* [EXERCISE MATERIALS]

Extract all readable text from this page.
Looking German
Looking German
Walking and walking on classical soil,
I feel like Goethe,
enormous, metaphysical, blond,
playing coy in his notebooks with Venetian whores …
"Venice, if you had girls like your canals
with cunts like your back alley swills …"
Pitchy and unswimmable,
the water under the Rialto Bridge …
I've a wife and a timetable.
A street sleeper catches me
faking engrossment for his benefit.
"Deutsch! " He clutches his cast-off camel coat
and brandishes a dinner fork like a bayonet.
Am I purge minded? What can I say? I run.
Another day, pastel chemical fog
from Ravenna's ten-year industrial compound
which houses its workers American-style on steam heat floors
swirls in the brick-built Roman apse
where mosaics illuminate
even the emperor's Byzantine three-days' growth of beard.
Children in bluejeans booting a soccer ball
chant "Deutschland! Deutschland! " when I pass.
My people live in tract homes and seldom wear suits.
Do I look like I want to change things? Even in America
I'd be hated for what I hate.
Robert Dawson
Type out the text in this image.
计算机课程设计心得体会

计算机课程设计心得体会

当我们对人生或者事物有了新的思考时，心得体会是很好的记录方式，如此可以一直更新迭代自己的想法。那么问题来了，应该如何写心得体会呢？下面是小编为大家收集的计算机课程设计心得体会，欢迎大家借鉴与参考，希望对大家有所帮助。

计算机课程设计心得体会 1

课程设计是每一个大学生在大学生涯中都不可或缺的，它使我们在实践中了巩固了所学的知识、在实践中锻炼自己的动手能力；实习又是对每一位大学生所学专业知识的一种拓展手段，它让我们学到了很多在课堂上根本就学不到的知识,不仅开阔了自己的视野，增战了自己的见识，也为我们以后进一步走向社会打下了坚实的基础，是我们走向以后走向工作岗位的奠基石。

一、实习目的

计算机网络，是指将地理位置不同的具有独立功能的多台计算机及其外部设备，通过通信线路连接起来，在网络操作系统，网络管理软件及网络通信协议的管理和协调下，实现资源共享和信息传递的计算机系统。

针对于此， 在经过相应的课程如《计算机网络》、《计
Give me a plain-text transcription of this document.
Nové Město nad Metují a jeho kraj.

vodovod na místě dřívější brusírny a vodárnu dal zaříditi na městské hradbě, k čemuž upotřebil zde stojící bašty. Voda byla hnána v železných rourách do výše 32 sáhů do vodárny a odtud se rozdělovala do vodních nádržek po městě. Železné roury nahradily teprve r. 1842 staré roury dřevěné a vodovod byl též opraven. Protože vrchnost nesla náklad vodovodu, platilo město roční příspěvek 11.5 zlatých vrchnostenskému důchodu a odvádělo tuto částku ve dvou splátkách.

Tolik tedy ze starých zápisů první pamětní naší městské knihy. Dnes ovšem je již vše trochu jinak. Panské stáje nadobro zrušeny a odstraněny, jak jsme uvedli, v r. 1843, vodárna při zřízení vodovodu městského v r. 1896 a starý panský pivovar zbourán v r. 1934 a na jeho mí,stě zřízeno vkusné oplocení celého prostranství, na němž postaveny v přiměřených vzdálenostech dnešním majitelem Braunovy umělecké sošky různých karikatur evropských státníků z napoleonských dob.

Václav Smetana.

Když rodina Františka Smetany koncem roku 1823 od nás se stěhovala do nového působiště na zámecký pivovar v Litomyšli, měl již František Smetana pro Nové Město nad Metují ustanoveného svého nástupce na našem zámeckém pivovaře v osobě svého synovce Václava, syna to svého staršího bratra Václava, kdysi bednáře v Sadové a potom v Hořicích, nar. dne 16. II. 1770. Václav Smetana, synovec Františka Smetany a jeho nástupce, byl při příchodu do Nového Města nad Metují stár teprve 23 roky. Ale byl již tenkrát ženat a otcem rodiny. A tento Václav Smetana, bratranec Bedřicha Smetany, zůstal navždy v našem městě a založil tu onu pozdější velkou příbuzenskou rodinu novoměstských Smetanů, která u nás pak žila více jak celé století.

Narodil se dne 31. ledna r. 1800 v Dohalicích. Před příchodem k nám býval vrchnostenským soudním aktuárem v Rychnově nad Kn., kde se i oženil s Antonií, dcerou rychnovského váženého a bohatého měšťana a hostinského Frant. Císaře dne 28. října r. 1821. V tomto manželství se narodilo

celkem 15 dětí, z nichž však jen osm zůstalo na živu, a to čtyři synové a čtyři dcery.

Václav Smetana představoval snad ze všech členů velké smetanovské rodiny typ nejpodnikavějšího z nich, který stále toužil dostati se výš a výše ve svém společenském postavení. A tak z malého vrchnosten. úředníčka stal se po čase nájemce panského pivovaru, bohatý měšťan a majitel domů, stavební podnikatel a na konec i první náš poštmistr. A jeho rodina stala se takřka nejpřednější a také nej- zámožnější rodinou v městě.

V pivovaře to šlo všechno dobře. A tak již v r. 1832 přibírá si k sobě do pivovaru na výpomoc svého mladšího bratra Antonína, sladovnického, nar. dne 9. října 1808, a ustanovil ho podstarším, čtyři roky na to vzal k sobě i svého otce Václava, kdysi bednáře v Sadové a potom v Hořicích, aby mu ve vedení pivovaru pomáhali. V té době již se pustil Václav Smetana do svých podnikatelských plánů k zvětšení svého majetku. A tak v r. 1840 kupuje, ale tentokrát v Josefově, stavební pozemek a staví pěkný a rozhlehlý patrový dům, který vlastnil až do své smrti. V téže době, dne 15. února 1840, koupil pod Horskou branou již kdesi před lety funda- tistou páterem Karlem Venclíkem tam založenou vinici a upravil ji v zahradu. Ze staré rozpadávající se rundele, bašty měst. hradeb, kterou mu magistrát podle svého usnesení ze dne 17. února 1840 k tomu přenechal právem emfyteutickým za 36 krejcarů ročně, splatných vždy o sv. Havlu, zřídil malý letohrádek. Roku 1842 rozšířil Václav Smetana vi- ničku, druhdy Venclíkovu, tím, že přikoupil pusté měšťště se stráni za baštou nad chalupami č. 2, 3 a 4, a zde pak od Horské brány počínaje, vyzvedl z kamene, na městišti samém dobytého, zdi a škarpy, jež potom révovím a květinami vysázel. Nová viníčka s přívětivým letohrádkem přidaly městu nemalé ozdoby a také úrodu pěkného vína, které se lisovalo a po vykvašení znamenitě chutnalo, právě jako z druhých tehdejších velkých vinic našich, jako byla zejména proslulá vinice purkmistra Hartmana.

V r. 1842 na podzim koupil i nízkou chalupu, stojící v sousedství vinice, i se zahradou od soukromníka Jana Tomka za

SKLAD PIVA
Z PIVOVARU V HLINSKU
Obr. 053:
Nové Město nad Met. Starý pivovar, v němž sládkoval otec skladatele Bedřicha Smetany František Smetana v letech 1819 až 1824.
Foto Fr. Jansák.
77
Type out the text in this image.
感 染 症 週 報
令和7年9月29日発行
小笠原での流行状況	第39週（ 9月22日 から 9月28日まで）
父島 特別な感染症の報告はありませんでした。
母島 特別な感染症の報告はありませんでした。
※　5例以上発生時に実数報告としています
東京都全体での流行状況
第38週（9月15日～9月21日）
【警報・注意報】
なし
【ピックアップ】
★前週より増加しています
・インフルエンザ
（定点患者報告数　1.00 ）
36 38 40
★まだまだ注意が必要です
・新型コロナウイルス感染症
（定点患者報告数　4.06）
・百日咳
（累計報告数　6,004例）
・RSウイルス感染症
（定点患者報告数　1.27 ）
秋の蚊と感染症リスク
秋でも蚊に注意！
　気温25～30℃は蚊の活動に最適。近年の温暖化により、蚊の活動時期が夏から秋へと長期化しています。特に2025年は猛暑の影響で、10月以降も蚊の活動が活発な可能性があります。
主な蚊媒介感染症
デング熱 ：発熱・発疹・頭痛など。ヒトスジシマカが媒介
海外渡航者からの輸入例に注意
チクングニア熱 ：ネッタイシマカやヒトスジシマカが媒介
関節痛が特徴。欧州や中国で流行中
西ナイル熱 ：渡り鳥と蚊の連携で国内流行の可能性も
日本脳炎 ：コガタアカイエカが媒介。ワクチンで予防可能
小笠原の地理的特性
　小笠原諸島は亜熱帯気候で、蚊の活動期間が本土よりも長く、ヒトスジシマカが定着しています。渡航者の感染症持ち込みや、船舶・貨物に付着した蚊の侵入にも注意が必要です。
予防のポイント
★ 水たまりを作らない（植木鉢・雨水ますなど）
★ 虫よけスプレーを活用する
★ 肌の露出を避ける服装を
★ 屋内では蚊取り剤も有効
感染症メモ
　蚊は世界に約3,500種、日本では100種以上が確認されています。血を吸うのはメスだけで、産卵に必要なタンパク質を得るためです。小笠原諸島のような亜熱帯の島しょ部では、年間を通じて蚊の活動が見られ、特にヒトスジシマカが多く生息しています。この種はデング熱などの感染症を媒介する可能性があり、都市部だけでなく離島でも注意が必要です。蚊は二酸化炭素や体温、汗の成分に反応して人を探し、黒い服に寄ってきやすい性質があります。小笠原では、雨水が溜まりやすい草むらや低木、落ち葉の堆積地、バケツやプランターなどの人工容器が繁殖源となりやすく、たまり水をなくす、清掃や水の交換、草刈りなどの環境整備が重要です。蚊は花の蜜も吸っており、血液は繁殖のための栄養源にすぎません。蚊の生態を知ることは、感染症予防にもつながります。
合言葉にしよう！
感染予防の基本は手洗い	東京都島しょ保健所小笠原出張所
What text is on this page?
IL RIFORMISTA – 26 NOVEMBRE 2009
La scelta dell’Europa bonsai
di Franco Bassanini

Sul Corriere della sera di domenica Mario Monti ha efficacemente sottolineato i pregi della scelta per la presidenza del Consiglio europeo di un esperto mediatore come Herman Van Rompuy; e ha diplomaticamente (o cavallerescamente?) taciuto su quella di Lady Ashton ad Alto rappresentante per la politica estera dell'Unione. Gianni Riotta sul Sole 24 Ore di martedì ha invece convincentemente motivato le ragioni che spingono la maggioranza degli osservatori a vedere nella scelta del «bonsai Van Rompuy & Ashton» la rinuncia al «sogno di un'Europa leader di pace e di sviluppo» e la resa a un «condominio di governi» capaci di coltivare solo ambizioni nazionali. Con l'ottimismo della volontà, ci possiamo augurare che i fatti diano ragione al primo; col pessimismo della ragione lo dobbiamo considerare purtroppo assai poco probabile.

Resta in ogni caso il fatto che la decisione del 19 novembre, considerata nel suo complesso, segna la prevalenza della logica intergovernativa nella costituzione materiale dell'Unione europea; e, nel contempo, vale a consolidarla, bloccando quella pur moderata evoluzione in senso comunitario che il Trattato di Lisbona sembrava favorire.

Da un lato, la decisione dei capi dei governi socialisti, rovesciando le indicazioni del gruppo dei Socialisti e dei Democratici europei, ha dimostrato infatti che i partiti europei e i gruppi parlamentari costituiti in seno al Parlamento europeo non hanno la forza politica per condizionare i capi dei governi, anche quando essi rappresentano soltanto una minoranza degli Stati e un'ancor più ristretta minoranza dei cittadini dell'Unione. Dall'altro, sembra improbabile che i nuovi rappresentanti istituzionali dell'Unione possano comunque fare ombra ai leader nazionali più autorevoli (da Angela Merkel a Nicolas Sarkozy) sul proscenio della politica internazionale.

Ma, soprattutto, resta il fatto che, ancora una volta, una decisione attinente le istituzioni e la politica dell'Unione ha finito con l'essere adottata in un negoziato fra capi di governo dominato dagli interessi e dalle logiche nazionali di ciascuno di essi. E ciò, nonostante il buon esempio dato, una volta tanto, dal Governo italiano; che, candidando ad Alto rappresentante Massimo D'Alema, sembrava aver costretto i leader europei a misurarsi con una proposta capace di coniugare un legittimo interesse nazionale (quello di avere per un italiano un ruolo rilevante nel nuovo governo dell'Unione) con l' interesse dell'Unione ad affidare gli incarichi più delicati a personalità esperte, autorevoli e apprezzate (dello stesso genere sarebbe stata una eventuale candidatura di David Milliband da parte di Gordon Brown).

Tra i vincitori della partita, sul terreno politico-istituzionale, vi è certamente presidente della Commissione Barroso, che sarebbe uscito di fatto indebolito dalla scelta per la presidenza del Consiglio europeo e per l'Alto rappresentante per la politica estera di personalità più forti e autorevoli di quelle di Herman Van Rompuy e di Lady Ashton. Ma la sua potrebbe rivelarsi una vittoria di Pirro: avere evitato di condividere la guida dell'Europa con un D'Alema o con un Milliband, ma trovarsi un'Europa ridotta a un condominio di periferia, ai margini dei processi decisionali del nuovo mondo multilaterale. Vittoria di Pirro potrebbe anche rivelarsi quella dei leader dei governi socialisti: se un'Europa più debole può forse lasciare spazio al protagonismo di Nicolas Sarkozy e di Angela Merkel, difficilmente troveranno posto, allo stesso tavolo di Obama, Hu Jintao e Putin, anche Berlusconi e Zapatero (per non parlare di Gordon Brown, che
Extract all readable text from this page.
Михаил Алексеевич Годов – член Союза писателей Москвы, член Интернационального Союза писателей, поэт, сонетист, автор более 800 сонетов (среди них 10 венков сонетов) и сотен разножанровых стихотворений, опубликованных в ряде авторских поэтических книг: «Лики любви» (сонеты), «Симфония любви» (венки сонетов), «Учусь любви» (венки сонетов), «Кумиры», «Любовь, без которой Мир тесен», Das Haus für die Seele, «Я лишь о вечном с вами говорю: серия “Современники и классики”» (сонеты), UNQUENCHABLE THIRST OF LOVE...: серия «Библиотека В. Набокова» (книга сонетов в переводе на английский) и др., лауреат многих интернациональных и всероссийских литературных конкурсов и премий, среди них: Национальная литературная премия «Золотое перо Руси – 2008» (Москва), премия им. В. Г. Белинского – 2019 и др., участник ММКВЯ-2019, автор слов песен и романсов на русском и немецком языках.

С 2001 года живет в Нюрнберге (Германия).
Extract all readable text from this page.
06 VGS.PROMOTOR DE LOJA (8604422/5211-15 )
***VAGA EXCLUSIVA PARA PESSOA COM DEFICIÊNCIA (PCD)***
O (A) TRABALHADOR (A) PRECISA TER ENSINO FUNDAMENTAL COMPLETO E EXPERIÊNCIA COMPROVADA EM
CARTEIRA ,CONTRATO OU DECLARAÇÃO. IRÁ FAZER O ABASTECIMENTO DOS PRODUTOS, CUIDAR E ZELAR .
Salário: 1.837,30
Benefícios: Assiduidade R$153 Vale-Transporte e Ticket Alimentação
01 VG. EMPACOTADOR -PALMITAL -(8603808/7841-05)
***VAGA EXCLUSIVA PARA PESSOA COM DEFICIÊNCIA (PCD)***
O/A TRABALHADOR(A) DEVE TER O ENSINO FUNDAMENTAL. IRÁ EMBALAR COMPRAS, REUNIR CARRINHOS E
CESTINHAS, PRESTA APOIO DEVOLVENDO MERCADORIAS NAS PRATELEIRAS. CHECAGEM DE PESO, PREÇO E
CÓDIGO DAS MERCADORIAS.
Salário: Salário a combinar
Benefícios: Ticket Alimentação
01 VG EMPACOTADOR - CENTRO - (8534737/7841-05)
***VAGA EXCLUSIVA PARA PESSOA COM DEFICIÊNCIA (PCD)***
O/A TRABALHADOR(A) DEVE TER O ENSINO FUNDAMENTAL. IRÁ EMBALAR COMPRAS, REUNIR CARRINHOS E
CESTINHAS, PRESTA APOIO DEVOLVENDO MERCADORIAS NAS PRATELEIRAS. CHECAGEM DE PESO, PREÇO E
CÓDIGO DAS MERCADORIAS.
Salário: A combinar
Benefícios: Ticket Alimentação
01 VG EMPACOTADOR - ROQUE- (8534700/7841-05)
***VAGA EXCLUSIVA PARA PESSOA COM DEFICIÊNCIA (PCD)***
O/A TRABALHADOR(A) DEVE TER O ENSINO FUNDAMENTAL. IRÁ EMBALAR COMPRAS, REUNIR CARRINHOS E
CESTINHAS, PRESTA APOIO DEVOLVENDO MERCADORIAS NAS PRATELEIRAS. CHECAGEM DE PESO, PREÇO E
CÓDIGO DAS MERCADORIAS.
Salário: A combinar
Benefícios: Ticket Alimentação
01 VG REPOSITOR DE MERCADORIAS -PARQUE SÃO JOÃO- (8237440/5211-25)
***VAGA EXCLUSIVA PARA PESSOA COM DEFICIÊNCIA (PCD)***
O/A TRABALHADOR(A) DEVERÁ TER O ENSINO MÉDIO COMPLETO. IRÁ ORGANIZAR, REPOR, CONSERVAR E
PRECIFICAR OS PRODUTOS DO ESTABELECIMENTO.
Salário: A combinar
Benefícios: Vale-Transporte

* [WRITTEN EXERCISE]
Count the lines in the entries above that include the string "with", then give only that figure.

* [ANSWER]
2